Input rows =>
_ _ _ _

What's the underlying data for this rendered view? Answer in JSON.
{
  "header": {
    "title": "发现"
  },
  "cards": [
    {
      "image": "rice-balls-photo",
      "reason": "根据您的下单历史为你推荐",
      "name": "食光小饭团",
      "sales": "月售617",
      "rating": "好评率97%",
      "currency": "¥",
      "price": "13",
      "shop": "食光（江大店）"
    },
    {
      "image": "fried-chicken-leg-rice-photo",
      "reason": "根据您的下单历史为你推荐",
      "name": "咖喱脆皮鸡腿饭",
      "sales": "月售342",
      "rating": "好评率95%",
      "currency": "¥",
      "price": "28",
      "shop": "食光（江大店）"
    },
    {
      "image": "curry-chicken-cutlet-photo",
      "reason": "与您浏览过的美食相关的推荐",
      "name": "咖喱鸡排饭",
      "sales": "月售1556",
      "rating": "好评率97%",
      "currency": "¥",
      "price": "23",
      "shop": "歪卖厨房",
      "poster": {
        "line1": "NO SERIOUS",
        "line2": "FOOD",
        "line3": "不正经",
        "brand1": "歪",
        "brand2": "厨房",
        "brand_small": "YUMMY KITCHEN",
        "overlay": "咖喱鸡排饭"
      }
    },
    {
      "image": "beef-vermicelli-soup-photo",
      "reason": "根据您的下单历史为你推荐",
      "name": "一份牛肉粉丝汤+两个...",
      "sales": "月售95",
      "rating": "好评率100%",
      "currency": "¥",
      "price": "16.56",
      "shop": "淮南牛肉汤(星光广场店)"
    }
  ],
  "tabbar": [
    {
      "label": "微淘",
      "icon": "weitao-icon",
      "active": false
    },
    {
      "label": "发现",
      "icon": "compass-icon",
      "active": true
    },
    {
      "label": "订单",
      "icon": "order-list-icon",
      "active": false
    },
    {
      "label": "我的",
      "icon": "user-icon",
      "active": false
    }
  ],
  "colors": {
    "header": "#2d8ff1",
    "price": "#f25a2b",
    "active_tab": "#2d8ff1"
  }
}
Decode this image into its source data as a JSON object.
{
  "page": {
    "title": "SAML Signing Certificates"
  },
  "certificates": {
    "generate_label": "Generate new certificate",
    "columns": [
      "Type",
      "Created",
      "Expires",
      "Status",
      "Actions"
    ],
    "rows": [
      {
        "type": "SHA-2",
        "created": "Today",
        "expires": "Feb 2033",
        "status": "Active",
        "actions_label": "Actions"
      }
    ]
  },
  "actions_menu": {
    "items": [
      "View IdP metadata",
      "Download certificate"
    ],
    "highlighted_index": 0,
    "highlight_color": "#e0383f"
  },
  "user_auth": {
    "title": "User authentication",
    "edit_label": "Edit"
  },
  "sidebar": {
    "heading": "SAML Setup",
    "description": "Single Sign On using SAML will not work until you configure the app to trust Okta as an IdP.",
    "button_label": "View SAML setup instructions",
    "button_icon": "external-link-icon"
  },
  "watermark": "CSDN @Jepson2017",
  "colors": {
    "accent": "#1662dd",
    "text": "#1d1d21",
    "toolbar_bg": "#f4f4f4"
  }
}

_ _ _ _

Problem to solve => Copy each line of the data above that holds "shop".

Written solution =>
      "shop": "食光（江大店）"
      "shop": "食光（江大店）"
      "shop": "歪卖厨房",
      "shop": "淮南牛肉汤(星光广场店)"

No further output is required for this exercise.